SHORT TASK
Print all entries precisely as they are written.

SUPPLIED INFORMATION

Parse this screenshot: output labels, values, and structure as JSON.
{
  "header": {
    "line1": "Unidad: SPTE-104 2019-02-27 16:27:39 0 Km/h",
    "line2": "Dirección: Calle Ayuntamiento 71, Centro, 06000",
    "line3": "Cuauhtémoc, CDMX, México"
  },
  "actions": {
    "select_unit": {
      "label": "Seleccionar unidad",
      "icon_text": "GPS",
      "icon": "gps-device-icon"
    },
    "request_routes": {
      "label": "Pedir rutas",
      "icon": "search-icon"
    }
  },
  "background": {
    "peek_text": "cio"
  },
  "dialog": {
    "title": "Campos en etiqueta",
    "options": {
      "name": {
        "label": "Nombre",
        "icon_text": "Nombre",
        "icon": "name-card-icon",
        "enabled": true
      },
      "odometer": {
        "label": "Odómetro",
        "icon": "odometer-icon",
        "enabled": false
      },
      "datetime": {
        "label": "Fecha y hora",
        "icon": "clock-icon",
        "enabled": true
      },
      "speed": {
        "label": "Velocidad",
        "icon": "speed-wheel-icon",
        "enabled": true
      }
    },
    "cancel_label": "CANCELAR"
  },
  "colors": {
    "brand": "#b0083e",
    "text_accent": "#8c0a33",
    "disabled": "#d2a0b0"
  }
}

FULL OUTPUT
Parse this screenshot: output labels, values, and structure as JSON.
{
  "header": {
    "line1": "Unidad: SPTE-104 2019-02-27 16:27:39 0 Km/h",
    "line2": "Dirección: Calle Ayuntamiento 71, Centro, 06000",
    "line3": "Cuauhtémoc, CDMX, México"
  },
  "actions": {
    "select_unit": {
      "label": "Seleccionar unidad",
      "icon_text": "GPS",
      "icon": "gps-device-icon"
    },
    "request_routes": {
      "label": "Pedir rutas",
      "icon": "search-icon"
    }
  },
  "background": {
    "peek_text": "cio"
  },
  "dialog": {
    "title": "Campos en etiqueta",
    "options": {
      "name": {
        "label": "Nombre",
        "icon_text": "Nombre",
        "icon": "name-card-icon",
        "enabled": true
      },
      "odometer": {
        "label": "Odómetro",
        "icon": "odometer-icon",
        "enabled": false
      },
      "datetime": {
        "label": "Fecha y hora",
        "icon": "clock-icon",
        "enabled": true
      },
      "speed": {
        "label": "Velocidad",
        "icon": "speed-wheel-icon",
        "enabled": true
      }
    },
    "cancel_label": "CANCELAR"
  },
  "colors": {
    "brand": "#b0083e",
    "text_accent": "#8c0a33",
    "disabled": "#d2a0b0"
  }
}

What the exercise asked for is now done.